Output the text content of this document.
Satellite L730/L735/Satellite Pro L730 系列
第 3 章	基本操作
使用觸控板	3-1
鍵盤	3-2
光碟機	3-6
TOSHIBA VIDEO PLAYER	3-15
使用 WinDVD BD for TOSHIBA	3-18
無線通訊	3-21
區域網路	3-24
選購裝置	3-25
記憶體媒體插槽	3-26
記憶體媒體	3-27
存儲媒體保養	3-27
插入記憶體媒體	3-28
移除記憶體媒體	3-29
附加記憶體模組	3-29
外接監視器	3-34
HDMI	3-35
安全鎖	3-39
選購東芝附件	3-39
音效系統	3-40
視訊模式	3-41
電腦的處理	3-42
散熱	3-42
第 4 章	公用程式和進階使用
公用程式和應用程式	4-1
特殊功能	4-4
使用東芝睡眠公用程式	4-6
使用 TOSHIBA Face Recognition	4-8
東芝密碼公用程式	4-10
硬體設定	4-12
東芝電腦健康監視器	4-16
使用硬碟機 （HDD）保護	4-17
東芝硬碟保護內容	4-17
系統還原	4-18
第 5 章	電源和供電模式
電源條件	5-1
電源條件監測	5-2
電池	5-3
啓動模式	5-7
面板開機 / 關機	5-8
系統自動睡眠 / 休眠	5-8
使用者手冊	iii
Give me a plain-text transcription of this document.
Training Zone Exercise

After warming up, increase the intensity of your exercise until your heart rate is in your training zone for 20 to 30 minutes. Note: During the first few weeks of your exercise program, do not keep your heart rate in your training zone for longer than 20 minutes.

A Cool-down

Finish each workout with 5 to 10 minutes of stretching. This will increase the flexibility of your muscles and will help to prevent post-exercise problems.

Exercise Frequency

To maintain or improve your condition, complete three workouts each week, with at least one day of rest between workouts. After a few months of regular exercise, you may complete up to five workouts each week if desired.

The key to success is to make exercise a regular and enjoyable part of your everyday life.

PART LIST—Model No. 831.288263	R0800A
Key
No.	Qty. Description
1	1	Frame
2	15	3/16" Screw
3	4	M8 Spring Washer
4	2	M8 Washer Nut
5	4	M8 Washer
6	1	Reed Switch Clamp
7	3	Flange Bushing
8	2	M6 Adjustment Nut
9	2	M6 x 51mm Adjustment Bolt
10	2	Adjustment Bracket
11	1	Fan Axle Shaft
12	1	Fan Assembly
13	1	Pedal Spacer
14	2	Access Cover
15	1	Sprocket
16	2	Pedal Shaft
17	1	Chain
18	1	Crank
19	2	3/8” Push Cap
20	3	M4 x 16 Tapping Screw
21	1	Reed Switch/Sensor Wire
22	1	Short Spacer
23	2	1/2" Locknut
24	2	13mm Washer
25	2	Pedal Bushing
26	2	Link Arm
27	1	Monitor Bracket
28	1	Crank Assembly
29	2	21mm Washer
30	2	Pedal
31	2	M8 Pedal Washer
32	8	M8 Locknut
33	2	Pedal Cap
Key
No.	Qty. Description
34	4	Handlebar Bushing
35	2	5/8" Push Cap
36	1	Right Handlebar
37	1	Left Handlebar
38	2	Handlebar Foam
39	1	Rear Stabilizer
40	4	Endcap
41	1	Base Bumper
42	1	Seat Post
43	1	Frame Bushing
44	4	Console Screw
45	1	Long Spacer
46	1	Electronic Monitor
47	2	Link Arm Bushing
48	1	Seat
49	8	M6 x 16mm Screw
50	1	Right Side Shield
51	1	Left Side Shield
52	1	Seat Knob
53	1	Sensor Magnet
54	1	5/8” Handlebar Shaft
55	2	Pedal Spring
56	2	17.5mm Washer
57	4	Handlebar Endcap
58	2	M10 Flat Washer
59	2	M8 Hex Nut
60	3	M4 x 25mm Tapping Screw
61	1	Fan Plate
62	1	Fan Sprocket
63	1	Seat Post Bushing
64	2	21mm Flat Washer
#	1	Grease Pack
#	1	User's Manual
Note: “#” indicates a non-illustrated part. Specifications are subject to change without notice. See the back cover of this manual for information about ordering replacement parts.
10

• • •

Requirements =>
Isolate the lines that hold the word "Left" and copy all of them.

Written answer =>
37	1	Left Handlebar
51	1	Left Side Shield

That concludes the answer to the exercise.